* **Requirements**
Find the lines containing the word "Average" and copy every one of them.

* **Data provided**
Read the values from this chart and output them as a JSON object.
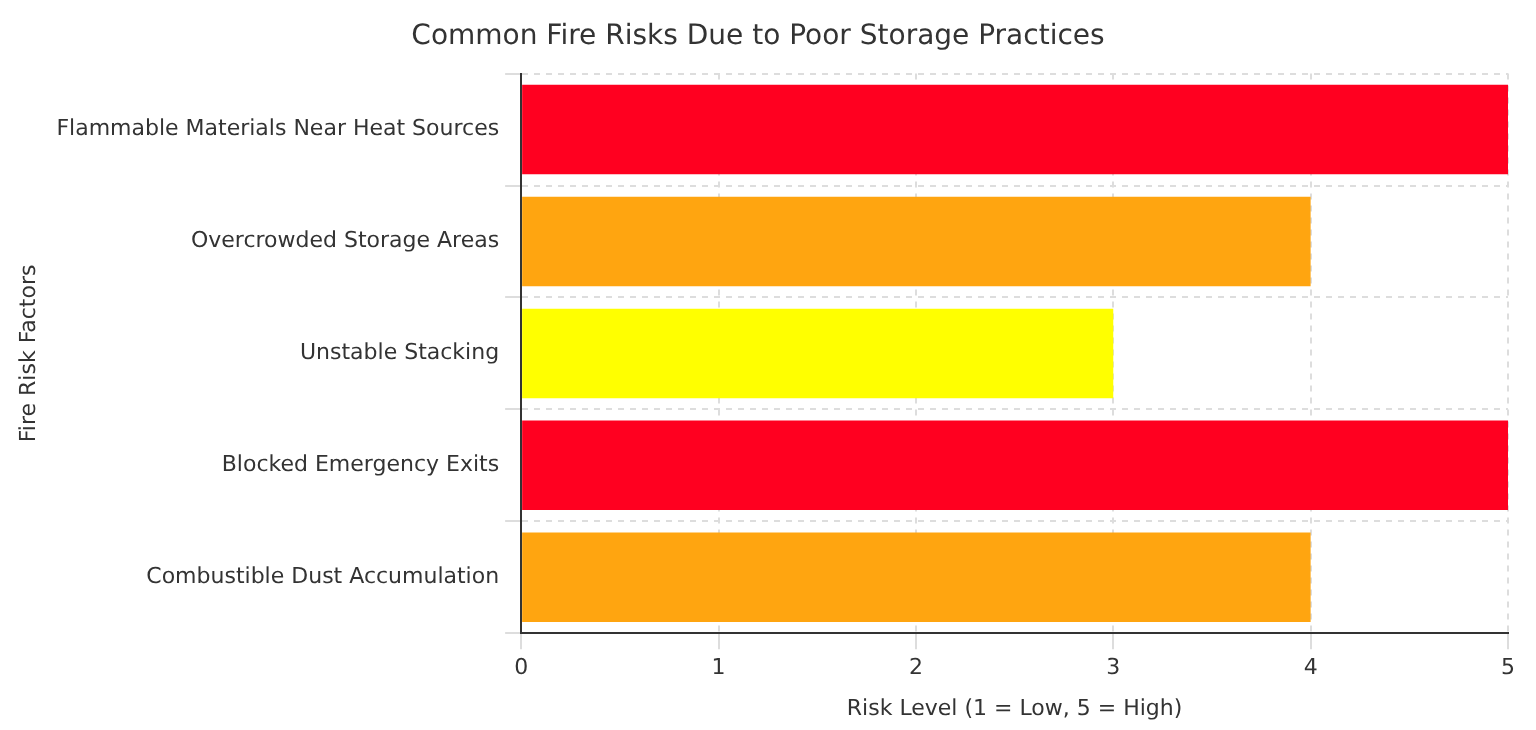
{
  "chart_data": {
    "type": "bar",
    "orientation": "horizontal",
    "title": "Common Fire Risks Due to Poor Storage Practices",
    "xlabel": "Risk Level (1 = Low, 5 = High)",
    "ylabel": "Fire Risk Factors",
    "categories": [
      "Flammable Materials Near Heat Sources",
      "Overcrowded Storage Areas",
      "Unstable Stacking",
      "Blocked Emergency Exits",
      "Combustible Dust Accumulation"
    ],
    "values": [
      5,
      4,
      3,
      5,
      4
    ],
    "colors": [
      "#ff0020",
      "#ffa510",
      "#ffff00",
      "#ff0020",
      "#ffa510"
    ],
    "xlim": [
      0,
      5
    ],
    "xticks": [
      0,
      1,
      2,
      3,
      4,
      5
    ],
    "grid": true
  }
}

...

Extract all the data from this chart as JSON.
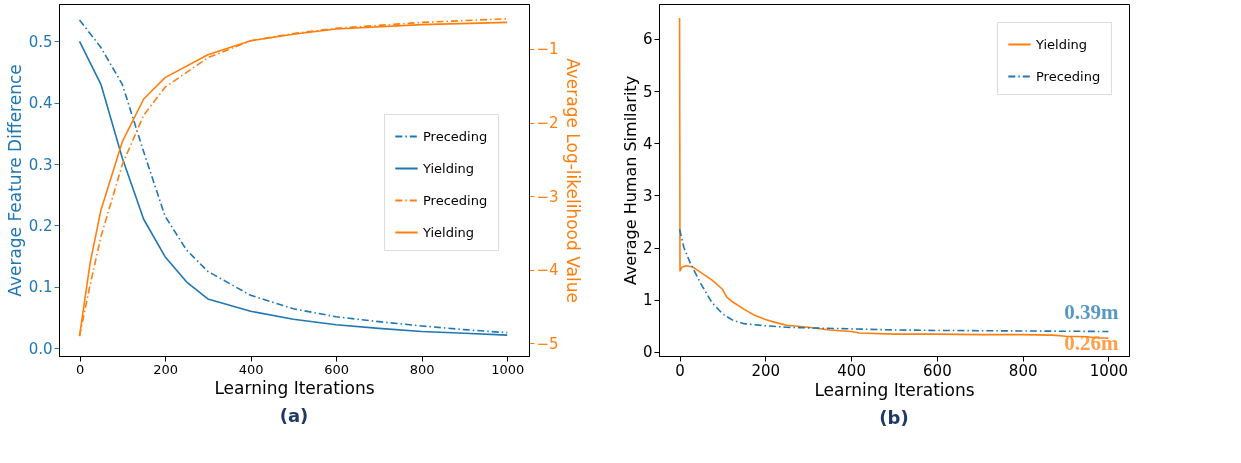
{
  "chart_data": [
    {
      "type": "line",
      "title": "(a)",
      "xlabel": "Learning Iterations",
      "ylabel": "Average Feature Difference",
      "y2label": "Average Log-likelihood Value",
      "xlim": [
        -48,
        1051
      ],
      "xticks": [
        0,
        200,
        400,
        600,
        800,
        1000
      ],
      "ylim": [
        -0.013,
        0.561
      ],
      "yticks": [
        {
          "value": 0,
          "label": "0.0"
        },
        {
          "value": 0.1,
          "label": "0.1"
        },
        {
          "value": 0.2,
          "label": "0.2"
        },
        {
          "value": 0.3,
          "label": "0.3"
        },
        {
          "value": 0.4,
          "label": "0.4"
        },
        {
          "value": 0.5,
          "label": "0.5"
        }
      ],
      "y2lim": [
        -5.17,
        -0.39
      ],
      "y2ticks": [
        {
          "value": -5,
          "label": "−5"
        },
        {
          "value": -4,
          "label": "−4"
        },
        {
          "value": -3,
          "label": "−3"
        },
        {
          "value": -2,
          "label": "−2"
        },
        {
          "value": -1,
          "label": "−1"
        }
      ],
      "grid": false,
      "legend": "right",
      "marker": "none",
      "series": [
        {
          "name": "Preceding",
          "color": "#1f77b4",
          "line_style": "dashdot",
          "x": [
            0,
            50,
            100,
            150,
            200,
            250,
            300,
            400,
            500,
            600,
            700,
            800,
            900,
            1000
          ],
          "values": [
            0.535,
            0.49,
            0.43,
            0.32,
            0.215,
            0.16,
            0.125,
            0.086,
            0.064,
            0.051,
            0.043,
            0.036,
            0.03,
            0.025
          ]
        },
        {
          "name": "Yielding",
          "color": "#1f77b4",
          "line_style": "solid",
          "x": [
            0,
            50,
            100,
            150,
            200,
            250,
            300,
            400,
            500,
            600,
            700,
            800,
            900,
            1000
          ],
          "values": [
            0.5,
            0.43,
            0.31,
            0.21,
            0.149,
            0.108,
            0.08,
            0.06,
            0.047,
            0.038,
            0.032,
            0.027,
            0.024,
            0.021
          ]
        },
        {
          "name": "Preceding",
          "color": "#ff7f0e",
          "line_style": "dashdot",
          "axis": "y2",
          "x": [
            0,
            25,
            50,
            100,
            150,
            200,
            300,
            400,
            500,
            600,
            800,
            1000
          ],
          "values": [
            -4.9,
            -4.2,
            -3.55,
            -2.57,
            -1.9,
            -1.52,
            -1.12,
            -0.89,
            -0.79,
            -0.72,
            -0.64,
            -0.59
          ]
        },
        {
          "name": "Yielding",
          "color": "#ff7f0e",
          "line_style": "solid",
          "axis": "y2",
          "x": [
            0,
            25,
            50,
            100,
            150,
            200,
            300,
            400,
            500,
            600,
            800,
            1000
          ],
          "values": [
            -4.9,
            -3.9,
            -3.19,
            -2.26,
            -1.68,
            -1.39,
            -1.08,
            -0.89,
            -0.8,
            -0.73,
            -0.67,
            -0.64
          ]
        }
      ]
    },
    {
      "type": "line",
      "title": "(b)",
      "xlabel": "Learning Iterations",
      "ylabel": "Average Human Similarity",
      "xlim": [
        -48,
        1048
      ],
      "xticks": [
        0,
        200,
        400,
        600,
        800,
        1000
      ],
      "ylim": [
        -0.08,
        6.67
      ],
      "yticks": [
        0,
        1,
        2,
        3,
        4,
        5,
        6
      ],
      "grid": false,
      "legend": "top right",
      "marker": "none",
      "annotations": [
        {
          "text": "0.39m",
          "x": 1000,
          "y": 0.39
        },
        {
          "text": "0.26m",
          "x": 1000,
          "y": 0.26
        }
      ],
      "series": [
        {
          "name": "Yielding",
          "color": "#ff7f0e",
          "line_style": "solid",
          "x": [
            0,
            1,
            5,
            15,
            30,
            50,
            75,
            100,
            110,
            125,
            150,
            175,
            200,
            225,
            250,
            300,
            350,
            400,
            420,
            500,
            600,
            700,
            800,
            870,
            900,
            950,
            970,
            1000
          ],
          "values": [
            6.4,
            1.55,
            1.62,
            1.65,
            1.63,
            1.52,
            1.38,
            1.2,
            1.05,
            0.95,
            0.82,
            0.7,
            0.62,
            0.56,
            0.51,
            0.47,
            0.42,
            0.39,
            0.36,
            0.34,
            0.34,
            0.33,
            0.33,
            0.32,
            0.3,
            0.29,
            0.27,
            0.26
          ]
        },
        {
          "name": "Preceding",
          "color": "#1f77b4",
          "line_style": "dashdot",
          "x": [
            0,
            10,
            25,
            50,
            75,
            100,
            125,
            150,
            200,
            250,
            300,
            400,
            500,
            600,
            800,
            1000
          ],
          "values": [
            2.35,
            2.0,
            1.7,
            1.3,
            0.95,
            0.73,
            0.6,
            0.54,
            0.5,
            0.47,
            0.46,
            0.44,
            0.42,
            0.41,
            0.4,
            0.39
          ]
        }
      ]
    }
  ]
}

--

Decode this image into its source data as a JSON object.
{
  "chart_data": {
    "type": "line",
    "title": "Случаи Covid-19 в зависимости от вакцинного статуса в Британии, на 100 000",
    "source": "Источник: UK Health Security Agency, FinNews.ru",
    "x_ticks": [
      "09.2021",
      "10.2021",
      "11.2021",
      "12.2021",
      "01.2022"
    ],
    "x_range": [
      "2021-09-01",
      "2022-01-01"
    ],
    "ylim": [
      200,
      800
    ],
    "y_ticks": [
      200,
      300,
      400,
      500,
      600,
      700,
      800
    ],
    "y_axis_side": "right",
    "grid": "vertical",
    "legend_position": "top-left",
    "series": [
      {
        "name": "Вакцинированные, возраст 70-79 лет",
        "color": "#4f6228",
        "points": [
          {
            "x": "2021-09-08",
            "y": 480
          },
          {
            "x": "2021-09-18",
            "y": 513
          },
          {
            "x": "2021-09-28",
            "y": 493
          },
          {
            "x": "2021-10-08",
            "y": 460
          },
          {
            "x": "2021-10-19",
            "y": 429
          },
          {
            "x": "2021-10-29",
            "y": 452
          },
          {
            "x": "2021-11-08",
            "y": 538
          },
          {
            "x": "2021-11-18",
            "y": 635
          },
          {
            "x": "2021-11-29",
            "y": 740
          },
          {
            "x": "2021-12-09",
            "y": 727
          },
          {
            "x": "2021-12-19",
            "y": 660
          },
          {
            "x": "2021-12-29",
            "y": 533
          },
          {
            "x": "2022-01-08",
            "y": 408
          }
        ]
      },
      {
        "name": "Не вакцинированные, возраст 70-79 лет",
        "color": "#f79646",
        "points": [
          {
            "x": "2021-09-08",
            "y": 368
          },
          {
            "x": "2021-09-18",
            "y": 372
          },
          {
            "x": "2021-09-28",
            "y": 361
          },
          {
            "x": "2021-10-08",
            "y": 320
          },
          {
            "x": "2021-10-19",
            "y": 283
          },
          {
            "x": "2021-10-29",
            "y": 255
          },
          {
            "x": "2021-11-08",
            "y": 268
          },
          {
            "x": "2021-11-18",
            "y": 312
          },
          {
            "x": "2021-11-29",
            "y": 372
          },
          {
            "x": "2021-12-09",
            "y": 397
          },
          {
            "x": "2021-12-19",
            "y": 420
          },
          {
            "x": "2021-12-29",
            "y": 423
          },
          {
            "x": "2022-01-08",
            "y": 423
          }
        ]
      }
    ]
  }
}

* **Result**
      "ylabel": "Average Feature Difference",
      "y2label": "Average Log-likelihood Value",
      "ylabel": "Average Human Similarity",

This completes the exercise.